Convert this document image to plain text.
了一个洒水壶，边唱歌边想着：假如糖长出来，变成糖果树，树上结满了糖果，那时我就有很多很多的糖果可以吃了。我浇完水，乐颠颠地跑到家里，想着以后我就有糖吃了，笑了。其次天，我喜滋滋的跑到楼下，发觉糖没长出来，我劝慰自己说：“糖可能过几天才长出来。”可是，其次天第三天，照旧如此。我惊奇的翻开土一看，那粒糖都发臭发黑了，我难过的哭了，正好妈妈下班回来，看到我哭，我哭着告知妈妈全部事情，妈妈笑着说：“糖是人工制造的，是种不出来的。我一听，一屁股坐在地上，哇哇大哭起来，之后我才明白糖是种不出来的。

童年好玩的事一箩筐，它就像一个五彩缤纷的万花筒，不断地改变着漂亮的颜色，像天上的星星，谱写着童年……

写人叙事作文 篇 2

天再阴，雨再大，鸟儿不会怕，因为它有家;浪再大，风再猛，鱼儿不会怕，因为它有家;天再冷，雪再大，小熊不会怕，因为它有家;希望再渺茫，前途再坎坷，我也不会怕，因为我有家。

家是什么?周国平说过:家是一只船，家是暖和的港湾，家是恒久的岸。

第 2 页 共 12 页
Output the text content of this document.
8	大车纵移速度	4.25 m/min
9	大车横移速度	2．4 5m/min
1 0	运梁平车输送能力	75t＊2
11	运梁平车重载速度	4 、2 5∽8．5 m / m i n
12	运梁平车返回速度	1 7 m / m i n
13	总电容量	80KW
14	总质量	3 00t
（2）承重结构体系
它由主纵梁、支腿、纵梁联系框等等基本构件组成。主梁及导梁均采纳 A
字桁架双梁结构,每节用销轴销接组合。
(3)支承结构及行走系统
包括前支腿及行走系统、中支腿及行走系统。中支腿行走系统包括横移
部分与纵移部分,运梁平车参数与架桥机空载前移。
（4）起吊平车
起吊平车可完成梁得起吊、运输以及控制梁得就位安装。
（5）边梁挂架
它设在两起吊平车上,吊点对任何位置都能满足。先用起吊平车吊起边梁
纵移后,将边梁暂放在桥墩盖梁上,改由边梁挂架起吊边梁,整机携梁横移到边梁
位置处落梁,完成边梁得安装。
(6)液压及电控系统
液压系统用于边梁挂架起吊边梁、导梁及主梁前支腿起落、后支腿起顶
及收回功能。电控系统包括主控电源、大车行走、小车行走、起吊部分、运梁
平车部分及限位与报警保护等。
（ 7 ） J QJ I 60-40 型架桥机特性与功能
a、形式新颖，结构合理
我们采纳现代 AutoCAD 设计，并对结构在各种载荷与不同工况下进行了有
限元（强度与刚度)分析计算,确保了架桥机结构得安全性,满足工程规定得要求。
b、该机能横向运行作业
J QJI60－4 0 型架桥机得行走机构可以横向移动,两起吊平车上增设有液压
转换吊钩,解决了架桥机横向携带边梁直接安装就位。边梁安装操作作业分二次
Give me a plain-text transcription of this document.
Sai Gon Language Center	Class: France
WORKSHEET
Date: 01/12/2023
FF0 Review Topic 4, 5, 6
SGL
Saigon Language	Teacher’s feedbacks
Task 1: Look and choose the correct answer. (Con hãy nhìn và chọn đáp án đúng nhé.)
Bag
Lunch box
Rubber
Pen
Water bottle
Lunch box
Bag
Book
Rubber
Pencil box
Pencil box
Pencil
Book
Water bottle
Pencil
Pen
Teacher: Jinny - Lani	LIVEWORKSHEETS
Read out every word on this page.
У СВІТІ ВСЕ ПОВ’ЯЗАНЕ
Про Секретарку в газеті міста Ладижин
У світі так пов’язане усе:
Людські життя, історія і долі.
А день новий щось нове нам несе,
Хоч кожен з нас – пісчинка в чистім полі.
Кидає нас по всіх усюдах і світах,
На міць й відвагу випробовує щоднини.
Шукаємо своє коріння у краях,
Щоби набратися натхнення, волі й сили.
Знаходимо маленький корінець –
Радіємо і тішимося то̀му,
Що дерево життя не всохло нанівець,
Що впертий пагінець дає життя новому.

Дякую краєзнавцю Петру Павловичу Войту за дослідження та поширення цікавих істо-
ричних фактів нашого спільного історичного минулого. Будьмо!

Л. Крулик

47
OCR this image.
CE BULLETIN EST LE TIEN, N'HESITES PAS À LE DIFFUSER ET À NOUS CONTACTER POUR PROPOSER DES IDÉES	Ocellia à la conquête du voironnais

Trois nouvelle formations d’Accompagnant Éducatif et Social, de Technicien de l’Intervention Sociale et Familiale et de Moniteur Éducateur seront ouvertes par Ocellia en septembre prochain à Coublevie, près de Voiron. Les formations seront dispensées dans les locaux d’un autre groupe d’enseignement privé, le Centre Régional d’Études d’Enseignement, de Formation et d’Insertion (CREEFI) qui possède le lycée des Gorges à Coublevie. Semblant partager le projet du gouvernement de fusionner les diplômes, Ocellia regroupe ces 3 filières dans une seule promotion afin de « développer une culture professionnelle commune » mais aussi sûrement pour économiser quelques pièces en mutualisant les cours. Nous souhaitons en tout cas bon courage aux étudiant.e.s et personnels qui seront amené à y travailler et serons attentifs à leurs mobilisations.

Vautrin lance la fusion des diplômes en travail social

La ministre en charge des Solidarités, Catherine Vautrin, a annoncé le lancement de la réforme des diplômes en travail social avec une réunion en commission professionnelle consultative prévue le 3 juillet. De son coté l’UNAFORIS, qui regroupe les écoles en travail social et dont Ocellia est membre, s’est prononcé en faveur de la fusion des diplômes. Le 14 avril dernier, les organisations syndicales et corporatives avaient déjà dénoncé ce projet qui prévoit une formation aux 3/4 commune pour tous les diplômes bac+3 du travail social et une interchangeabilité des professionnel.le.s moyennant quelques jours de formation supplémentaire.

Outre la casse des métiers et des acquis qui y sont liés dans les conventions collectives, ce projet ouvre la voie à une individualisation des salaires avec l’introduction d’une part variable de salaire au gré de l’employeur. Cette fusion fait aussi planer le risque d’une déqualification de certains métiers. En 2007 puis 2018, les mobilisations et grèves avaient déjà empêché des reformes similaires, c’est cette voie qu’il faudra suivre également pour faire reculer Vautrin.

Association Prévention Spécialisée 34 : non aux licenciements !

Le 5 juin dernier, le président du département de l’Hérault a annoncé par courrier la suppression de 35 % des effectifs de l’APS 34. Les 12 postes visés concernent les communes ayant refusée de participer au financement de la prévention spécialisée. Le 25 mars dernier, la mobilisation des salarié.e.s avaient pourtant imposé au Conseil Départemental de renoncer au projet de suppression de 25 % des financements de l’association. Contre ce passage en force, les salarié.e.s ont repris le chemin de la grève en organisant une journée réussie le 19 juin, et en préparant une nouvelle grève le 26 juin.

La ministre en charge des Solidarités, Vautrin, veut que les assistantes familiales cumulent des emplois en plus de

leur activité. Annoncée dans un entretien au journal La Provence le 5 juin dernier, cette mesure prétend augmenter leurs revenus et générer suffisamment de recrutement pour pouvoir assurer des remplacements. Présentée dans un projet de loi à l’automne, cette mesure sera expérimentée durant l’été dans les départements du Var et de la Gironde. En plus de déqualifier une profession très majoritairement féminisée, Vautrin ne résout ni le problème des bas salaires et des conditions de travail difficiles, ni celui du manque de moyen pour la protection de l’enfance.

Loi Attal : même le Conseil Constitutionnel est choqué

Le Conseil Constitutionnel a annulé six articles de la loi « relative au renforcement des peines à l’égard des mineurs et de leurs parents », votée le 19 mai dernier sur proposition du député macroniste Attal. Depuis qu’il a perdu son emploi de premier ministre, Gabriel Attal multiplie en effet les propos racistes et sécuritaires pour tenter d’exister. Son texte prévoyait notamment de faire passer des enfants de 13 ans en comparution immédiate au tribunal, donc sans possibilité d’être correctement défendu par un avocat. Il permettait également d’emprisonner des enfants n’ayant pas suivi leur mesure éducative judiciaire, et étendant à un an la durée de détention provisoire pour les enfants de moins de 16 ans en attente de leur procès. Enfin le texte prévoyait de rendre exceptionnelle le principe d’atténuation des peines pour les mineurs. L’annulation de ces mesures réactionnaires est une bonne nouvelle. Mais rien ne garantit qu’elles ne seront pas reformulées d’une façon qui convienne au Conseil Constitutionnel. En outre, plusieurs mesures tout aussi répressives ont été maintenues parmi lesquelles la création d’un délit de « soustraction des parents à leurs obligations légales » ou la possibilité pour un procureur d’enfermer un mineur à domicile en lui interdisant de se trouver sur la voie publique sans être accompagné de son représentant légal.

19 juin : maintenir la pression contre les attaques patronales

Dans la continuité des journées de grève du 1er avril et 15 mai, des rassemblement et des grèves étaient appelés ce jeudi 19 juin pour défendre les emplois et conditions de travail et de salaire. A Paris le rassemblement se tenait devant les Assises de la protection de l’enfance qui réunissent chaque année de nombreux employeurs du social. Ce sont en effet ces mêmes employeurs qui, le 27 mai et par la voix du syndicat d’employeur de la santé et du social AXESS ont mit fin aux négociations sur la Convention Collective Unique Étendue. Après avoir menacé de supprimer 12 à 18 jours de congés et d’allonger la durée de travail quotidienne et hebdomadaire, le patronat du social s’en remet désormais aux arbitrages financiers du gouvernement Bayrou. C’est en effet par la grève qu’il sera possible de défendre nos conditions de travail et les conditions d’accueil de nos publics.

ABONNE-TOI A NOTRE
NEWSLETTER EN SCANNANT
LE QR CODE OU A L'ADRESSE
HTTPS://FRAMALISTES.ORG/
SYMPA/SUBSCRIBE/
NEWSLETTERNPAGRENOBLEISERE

# INSTRUCTIONS FOR THE TASK
Pick each line holding the word "Solidarités" out of the listing.

# RESPONSE TO THIS EXERCISE
La ministre en charge des Solidarités, Catherine Vautrin, a annoncé le lancement de la réforme des diplômes en travail social avec une réunion en commission professionnelle consultative prévue le 3 juillet. De son coté l’UNAFORIS, qui regroupe les écoles en travail social et dont Ocellia est membre, s’est prononcé en faveur de la fusion des diplômes. Le 14 avril dernier, les organisations syndicales et corporatives avaient déjà dénoncé ce projet qui prévoit une formation aux 3/4 commune pour tous les diplômes bac+3 du travail social et une interchangeabilité des professionnel.le.s moyennant quelques jours de formation supplémentaire.
La ministre en charge des Solidarités, Vautrin, veut que les assistantes familiales cumulent des emplois en plus de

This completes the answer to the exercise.